= WRITTEN PROBLEM =
Report how many lines contain the word "armadura", with no other text.

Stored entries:
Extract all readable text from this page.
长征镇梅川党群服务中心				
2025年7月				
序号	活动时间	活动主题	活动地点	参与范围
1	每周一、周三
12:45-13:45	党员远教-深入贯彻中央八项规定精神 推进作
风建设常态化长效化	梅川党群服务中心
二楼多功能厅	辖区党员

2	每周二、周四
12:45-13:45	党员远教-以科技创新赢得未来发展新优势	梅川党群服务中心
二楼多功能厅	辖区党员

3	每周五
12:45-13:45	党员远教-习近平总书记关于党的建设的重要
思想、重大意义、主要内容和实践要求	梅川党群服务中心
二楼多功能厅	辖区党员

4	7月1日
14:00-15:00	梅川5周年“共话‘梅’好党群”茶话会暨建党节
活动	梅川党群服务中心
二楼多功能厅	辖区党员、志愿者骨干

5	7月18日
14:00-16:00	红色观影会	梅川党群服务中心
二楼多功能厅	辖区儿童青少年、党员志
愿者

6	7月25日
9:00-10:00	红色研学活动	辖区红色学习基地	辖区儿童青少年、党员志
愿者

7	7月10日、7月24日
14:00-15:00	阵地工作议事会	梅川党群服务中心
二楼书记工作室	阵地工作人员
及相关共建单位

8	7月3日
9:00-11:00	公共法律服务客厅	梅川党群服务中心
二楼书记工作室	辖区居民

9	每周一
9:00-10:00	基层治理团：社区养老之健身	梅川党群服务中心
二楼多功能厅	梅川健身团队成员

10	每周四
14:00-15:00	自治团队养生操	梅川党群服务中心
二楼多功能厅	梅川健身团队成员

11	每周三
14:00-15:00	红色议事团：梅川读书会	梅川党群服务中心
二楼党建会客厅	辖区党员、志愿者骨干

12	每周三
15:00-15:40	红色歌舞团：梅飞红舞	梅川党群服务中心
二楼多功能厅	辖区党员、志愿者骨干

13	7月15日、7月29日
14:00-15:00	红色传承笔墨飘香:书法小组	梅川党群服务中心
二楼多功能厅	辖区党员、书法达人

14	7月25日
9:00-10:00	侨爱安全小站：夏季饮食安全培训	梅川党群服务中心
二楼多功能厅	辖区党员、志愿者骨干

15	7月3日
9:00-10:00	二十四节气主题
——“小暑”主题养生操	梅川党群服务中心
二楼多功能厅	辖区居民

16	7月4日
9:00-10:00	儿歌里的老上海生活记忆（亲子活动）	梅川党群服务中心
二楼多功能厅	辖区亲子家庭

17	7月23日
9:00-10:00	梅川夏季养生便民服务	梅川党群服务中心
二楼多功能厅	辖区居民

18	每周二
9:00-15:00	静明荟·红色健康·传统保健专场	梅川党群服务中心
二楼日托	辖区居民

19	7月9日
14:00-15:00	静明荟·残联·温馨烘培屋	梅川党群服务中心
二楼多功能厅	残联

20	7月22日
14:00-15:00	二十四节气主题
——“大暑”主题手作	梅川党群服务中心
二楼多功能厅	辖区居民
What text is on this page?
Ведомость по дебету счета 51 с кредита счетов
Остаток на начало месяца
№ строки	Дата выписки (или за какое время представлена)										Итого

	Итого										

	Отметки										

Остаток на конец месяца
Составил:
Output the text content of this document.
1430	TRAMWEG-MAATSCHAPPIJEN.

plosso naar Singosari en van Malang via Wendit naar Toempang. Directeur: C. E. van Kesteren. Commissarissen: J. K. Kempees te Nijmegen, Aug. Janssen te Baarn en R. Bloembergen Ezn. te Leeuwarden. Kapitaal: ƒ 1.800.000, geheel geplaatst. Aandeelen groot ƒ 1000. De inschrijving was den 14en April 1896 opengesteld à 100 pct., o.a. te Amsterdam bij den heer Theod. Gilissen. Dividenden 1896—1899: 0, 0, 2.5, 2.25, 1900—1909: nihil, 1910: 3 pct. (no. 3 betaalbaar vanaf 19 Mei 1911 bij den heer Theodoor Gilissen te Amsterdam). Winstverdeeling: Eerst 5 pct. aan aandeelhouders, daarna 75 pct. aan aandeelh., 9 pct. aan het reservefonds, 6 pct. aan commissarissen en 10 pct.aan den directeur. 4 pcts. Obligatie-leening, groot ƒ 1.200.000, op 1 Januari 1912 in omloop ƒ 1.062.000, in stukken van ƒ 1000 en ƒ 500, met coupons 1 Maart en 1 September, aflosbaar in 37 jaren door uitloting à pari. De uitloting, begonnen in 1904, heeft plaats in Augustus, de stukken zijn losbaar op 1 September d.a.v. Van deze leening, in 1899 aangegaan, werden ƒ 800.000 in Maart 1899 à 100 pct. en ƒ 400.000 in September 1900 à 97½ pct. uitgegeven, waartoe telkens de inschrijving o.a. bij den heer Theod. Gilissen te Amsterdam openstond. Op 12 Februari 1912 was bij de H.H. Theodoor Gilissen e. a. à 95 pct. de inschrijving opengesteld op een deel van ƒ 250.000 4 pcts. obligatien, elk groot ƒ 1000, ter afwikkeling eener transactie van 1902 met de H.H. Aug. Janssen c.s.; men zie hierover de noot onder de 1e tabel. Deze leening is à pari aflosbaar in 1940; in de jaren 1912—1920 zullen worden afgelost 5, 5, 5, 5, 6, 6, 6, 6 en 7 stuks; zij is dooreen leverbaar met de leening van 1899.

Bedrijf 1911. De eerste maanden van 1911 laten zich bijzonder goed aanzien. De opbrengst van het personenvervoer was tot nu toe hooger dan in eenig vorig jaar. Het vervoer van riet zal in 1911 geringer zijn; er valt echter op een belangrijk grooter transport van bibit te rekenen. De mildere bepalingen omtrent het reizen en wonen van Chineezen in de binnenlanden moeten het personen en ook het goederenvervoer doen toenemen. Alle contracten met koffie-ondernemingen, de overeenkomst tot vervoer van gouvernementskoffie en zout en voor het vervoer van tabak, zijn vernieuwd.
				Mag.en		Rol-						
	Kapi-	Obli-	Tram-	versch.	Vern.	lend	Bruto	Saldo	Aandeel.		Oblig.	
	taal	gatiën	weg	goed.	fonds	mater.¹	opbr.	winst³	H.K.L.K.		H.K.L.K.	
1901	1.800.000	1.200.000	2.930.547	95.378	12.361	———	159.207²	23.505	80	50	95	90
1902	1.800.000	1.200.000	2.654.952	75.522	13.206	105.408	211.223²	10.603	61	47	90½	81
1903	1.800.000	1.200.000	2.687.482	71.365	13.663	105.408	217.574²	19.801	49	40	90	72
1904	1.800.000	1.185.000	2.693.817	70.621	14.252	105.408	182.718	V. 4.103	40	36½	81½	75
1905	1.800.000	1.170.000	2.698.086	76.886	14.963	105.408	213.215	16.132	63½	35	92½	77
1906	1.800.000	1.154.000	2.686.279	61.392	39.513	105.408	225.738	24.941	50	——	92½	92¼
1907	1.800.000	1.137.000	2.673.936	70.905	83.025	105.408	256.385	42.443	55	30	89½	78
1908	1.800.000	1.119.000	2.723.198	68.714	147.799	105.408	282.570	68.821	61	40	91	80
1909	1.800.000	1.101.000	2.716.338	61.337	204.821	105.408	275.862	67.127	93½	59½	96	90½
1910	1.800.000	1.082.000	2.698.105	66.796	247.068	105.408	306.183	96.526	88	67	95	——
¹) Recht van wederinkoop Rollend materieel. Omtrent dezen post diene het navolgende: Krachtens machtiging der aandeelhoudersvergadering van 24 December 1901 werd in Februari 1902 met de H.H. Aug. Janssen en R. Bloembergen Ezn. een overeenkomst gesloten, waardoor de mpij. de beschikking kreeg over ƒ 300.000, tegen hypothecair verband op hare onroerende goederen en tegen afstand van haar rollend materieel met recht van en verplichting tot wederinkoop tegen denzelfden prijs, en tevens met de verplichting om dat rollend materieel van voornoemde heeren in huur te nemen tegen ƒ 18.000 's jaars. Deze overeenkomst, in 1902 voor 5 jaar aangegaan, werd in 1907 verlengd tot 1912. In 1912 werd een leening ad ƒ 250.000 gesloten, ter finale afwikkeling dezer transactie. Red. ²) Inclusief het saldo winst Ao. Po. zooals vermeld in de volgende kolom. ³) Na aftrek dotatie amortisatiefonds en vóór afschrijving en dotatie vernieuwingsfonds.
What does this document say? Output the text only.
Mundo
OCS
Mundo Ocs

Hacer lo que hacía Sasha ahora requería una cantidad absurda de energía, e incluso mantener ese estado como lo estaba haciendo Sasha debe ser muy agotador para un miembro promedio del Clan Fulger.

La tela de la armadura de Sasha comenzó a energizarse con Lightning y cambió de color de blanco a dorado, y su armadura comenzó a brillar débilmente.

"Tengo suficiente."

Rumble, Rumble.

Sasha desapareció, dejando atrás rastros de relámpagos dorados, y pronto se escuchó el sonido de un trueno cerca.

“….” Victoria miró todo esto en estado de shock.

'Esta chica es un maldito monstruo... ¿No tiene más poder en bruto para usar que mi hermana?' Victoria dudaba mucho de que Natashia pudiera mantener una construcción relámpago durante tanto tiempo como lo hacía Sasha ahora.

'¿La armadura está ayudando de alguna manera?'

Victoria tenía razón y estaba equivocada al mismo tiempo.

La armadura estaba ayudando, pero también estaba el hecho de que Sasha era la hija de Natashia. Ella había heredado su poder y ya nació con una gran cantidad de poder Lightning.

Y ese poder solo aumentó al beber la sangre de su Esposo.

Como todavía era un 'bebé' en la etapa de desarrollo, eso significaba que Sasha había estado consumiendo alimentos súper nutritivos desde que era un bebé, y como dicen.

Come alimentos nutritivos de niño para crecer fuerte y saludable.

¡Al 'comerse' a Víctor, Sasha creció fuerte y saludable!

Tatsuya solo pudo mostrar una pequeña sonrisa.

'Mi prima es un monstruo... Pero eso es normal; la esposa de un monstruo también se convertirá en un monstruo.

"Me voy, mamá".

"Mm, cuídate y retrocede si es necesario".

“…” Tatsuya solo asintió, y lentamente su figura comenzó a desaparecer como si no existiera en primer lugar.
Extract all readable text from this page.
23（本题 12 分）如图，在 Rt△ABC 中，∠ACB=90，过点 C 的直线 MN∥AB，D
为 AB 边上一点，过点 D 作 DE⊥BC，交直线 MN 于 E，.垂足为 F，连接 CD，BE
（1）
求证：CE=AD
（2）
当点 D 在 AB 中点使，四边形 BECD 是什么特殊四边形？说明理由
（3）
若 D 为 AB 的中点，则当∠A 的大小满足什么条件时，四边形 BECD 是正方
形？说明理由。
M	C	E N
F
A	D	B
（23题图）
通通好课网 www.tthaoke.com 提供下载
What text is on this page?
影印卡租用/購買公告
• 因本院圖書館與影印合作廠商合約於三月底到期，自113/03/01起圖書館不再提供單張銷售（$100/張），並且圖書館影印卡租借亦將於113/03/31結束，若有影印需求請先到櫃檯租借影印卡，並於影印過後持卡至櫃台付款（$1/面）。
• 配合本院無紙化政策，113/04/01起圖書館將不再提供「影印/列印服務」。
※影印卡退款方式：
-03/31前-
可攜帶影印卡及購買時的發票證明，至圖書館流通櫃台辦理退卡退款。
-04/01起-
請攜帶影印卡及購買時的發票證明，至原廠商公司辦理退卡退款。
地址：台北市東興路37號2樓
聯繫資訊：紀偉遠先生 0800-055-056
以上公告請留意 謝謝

= EXERCISE RESPONSE =
3